Give only the number of lines below that contain the word "방어력만".

┌──

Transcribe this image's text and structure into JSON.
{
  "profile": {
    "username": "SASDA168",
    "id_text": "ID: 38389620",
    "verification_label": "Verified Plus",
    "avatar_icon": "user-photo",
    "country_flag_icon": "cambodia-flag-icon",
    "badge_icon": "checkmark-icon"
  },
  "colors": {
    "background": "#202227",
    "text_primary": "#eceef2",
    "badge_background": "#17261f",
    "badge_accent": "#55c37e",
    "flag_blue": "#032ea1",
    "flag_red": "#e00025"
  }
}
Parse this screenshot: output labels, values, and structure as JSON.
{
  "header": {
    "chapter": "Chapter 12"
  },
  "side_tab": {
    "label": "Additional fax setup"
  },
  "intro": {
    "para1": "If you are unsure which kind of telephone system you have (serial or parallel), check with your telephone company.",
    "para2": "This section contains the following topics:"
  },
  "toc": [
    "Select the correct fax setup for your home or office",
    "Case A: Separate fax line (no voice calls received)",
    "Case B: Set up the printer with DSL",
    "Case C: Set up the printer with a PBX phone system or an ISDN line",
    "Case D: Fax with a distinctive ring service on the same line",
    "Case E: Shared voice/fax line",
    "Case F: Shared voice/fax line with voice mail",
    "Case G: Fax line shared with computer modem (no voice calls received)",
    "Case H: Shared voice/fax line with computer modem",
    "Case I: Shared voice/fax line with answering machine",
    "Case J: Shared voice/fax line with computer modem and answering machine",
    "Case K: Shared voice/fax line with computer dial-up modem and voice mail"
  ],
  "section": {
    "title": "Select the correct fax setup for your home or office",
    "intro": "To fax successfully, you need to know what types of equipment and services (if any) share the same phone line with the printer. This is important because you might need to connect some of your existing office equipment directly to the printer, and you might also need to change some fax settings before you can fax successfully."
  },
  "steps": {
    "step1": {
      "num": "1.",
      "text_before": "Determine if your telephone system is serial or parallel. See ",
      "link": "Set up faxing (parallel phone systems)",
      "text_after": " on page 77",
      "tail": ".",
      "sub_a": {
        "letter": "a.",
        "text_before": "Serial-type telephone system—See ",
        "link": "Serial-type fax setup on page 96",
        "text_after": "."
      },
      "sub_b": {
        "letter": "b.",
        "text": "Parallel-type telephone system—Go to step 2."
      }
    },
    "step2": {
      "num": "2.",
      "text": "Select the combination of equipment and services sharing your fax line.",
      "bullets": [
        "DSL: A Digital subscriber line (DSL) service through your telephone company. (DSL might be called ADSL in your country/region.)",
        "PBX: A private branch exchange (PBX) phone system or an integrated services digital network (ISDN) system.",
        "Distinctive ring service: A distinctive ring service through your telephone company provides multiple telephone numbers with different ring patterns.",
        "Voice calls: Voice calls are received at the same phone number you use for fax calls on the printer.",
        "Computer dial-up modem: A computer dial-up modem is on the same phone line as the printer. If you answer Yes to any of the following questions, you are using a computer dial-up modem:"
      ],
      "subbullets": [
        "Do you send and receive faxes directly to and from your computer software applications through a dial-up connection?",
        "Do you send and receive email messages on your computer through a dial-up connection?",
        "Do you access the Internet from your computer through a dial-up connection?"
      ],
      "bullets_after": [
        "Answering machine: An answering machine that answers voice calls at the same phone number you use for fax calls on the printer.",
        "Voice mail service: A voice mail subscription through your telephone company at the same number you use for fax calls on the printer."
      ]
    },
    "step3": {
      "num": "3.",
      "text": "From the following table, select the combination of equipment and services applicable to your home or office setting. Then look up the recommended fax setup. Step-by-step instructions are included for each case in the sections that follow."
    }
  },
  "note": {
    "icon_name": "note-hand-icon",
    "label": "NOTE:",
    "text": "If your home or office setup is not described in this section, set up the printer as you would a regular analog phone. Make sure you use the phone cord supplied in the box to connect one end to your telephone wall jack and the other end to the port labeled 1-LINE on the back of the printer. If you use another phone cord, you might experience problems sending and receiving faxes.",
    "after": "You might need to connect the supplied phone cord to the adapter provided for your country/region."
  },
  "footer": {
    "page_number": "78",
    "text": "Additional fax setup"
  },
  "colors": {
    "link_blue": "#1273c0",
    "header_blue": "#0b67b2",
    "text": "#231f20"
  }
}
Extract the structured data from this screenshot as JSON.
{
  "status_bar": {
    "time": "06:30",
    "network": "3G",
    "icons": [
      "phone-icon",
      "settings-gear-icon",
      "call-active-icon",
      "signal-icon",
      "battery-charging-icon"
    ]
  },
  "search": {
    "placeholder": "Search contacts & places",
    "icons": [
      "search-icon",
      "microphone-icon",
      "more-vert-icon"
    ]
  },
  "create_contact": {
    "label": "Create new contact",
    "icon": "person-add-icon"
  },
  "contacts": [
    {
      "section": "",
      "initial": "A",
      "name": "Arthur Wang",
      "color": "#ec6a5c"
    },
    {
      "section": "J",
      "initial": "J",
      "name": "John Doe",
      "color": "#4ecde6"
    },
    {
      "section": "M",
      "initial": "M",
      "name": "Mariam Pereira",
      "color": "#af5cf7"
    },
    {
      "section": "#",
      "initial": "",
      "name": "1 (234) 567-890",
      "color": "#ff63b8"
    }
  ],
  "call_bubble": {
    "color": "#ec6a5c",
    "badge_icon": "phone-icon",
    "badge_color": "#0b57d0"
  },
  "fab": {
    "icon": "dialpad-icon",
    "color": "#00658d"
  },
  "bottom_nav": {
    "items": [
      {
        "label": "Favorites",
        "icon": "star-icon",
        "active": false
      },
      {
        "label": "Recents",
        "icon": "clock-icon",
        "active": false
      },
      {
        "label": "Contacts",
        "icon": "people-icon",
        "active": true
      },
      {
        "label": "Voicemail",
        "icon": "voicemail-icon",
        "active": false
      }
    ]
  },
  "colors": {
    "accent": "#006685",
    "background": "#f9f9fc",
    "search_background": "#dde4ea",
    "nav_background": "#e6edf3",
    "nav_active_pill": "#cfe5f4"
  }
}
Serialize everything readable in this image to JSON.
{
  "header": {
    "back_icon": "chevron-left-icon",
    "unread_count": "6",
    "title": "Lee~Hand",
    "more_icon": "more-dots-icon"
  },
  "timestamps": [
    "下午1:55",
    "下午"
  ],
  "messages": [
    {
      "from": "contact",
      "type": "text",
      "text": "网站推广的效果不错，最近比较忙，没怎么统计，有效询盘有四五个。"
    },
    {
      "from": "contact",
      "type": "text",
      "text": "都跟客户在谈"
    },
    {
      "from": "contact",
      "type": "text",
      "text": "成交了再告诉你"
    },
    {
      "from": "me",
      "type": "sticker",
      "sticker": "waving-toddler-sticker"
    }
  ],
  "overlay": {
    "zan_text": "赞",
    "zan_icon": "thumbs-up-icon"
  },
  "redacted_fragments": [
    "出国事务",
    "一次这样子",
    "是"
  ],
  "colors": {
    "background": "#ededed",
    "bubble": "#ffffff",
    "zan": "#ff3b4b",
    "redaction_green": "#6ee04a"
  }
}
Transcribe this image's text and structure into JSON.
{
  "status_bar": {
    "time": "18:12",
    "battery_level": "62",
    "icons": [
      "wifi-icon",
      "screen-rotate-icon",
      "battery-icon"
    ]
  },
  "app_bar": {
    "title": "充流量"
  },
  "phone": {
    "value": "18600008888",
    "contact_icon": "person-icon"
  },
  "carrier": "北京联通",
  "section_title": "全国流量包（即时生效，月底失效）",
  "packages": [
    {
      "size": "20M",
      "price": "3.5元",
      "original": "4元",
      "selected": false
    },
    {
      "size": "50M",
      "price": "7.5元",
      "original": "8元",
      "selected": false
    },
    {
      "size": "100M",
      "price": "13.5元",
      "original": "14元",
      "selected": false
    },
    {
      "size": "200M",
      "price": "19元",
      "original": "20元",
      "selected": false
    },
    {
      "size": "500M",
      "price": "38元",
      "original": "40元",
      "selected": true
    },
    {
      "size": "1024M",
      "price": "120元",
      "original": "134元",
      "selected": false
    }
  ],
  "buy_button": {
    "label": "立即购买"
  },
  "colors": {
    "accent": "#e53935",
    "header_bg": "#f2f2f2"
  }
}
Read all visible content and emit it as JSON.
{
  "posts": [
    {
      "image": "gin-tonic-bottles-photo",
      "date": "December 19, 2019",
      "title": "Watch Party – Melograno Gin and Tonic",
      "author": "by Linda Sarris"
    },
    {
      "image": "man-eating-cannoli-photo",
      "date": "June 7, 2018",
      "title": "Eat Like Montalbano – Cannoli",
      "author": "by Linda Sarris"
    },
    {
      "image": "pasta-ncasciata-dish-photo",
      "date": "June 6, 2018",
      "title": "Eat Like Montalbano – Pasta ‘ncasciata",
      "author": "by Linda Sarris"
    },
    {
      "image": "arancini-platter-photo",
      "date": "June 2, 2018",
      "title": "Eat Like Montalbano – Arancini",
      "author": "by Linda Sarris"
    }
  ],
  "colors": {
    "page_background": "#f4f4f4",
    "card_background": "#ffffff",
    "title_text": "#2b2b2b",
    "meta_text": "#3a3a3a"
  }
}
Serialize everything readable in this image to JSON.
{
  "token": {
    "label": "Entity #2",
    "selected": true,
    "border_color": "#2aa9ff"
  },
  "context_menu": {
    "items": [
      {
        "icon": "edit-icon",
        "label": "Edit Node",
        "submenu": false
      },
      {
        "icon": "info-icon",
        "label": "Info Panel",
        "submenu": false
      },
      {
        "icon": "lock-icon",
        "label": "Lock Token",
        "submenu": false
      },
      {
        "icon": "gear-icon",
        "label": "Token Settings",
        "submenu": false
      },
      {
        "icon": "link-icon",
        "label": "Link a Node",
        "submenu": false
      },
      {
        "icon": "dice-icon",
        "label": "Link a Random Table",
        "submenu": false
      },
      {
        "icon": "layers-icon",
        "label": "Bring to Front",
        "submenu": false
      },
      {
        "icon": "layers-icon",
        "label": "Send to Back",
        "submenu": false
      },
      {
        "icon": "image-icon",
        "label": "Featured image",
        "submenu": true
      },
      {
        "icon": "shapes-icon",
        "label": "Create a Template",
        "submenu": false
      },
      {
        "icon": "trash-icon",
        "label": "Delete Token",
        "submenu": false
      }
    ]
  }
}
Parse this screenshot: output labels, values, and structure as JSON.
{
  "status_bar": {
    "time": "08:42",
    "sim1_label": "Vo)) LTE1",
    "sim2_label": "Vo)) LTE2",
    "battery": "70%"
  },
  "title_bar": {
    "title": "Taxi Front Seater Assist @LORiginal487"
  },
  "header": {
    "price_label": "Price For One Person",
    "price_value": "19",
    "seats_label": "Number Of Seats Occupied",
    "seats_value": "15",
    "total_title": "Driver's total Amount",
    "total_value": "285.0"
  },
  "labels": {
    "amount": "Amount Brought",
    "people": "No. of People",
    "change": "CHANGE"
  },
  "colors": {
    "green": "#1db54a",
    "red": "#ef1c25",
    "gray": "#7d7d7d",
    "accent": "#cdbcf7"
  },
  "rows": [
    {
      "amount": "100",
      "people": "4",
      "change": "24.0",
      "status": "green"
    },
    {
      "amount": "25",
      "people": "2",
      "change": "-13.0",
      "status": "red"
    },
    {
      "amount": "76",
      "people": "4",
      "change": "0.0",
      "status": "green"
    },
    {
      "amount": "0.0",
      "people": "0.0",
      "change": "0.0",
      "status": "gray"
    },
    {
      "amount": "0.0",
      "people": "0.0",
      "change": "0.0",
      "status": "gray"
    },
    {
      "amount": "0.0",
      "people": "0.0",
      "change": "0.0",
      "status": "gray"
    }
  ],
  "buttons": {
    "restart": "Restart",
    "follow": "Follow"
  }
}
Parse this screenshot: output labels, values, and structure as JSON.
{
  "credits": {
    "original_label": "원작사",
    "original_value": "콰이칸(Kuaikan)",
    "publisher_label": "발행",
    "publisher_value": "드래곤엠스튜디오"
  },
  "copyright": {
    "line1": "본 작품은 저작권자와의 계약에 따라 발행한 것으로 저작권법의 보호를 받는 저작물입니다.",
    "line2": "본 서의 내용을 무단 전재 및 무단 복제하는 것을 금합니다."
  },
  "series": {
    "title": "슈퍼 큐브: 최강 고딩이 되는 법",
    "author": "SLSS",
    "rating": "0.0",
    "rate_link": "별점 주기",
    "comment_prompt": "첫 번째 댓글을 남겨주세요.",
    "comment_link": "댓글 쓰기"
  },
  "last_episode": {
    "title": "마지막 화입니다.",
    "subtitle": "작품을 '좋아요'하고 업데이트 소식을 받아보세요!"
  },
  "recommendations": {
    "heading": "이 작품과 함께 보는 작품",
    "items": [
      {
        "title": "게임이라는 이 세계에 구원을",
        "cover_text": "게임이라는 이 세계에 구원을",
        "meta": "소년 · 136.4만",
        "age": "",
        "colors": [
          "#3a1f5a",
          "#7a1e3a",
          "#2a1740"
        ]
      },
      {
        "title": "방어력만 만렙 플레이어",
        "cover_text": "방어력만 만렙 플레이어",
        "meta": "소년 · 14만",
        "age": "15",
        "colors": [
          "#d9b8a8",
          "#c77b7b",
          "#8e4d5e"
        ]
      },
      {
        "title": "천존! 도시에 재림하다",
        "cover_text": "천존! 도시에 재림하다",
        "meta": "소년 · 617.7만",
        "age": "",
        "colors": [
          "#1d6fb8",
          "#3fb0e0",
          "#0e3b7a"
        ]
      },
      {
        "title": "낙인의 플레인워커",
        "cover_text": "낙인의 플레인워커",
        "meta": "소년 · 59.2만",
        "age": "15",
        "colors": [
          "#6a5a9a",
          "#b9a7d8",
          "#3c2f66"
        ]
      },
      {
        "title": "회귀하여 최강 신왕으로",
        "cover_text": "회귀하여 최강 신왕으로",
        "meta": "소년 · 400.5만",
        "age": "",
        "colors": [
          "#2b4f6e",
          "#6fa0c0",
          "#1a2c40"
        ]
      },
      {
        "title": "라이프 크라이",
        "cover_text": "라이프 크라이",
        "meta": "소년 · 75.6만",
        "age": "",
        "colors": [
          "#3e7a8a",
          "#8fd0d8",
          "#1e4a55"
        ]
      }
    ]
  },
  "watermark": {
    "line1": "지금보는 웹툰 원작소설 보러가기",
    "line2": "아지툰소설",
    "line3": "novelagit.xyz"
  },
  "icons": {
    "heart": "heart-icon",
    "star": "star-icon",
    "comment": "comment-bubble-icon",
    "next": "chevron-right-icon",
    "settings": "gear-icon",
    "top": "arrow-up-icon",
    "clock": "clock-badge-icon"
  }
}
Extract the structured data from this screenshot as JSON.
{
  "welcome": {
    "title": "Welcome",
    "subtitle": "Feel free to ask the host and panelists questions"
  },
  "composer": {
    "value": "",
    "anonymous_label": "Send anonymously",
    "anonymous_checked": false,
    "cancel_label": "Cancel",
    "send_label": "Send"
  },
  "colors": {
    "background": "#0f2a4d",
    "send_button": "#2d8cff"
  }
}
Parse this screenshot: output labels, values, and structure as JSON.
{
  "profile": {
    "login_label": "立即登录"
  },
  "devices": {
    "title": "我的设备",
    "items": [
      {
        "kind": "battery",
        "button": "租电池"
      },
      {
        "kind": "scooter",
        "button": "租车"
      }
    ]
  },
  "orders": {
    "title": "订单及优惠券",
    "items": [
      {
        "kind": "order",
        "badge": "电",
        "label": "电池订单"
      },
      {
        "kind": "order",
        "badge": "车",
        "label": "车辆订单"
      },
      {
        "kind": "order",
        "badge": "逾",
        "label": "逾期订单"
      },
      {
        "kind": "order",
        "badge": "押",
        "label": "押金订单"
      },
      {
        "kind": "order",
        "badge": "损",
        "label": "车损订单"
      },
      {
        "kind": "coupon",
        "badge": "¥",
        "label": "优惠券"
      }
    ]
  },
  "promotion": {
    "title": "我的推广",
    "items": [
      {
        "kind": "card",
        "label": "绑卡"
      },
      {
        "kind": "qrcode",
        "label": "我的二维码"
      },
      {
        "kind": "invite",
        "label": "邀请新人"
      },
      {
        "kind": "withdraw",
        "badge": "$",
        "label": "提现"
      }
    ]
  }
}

└──

= TASK ANSWER =
2